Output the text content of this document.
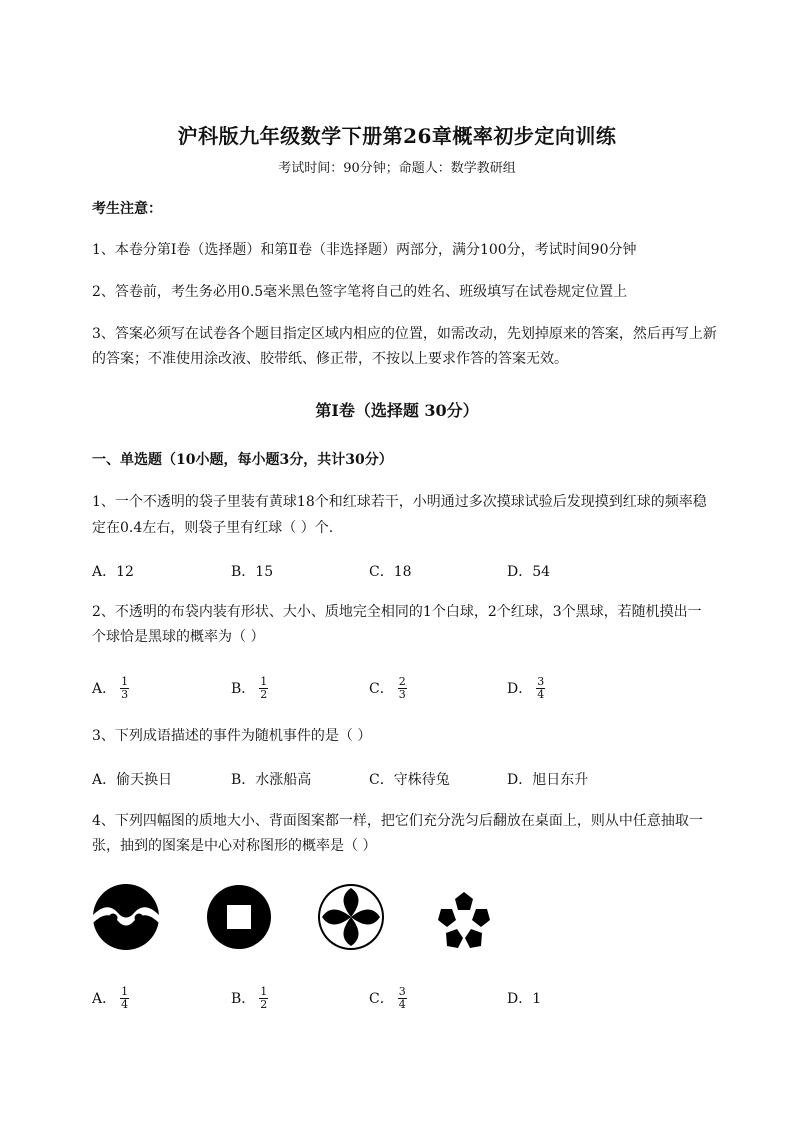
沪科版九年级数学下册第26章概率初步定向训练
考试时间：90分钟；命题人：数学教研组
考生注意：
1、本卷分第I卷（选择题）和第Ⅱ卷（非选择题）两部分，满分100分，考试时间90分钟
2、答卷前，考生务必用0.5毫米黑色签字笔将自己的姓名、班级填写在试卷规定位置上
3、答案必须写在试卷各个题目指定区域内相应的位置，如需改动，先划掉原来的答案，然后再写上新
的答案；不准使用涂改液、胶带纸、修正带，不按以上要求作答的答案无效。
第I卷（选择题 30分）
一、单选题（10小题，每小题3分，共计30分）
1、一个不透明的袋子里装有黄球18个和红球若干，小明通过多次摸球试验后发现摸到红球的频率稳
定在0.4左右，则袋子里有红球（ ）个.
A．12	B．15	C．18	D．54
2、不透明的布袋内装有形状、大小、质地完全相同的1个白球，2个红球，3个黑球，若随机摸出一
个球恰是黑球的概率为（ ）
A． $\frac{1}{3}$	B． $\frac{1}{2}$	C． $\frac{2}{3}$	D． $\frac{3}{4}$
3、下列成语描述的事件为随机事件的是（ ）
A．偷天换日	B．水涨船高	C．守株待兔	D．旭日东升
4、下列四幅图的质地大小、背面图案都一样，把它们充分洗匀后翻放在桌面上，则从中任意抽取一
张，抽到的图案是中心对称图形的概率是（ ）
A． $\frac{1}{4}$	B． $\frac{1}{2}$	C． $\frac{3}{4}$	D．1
==
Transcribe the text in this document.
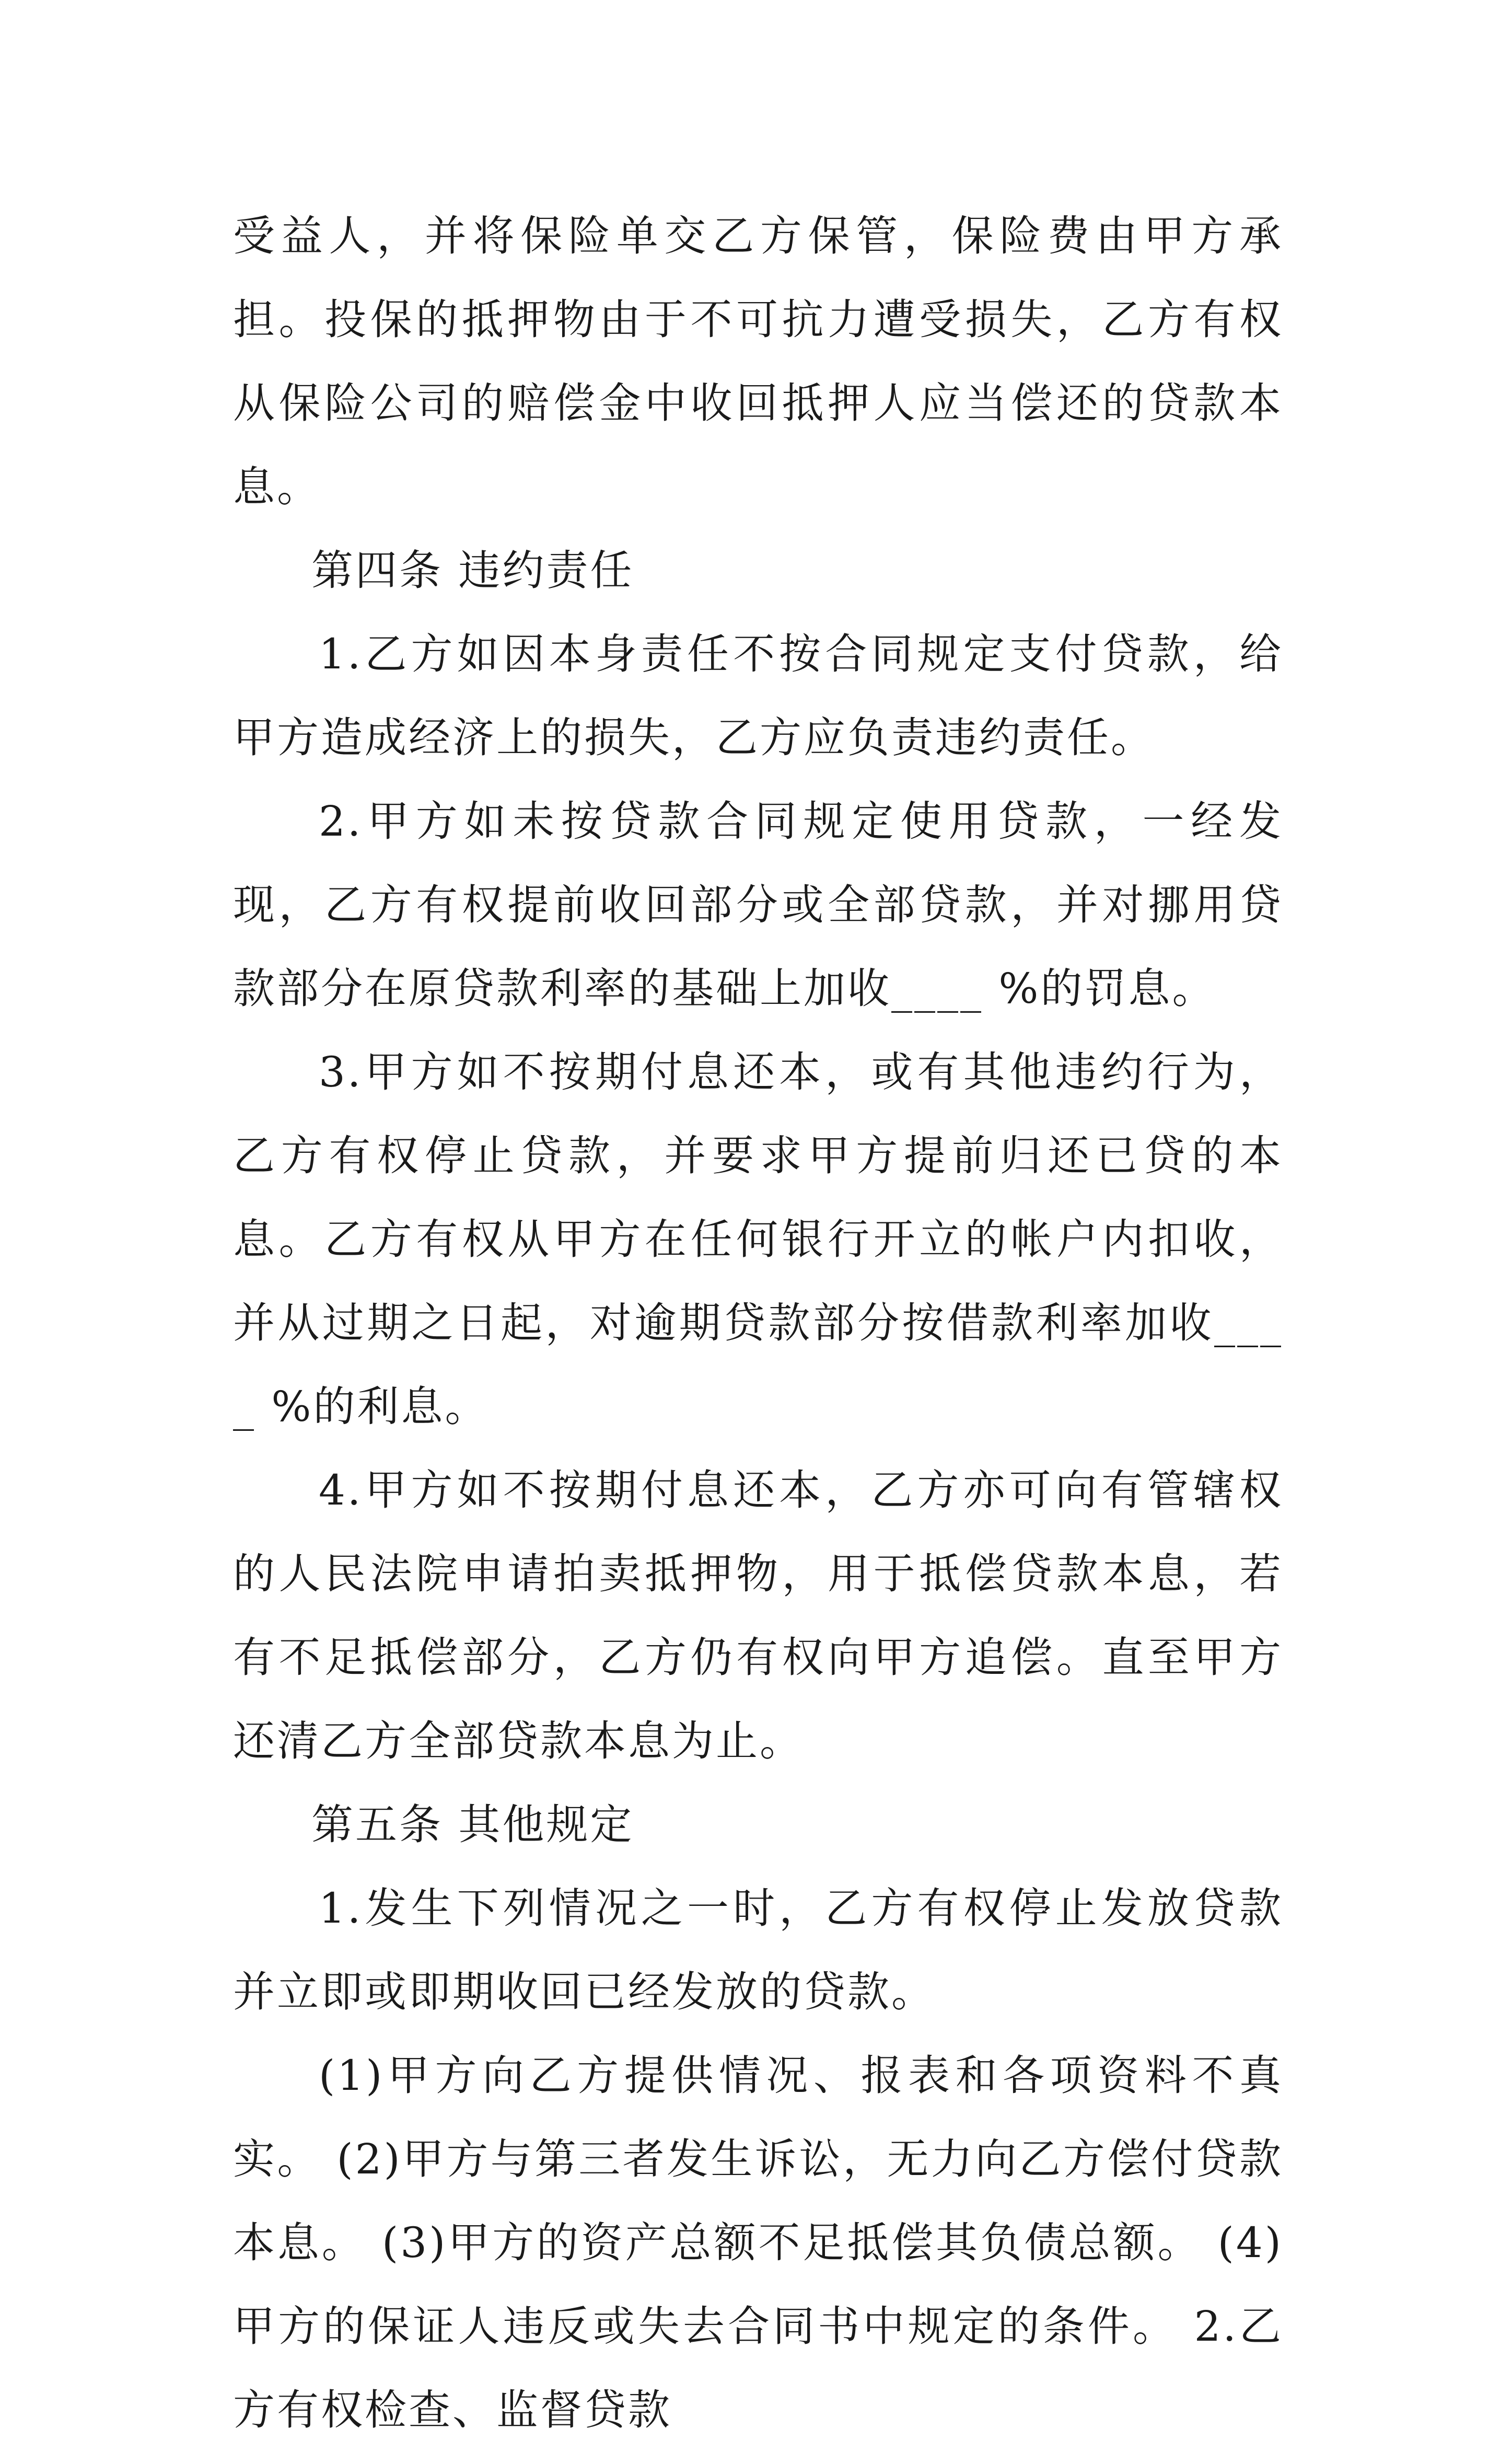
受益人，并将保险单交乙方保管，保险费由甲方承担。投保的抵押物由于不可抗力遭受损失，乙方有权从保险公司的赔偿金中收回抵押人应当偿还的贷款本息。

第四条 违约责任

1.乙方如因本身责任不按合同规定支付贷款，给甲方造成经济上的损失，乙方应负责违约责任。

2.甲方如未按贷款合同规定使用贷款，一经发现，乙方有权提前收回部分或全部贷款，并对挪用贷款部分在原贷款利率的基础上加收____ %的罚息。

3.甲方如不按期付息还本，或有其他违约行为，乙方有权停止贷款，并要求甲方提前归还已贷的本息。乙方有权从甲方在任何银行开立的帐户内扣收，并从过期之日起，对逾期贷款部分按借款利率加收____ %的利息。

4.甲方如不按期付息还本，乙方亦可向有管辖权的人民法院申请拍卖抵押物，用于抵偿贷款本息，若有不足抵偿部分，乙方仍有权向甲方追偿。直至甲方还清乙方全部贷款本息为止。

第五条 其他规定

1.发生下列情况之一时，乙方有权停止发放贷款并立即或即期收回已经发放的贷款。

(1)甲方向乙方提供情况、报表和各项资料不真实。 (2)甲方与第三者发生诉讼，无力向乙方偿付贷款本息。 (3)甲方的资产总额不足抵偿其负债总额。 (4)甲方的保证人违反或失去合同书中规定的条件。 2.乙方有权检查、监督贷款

#### GIVEN INSTRUCTION:
Check each line of the entries above for the word "text". List the ones that have it.

#### SOLUTION FOR THIS EXERCISE:
Output the text content of this document.
Transcribe the text in this document.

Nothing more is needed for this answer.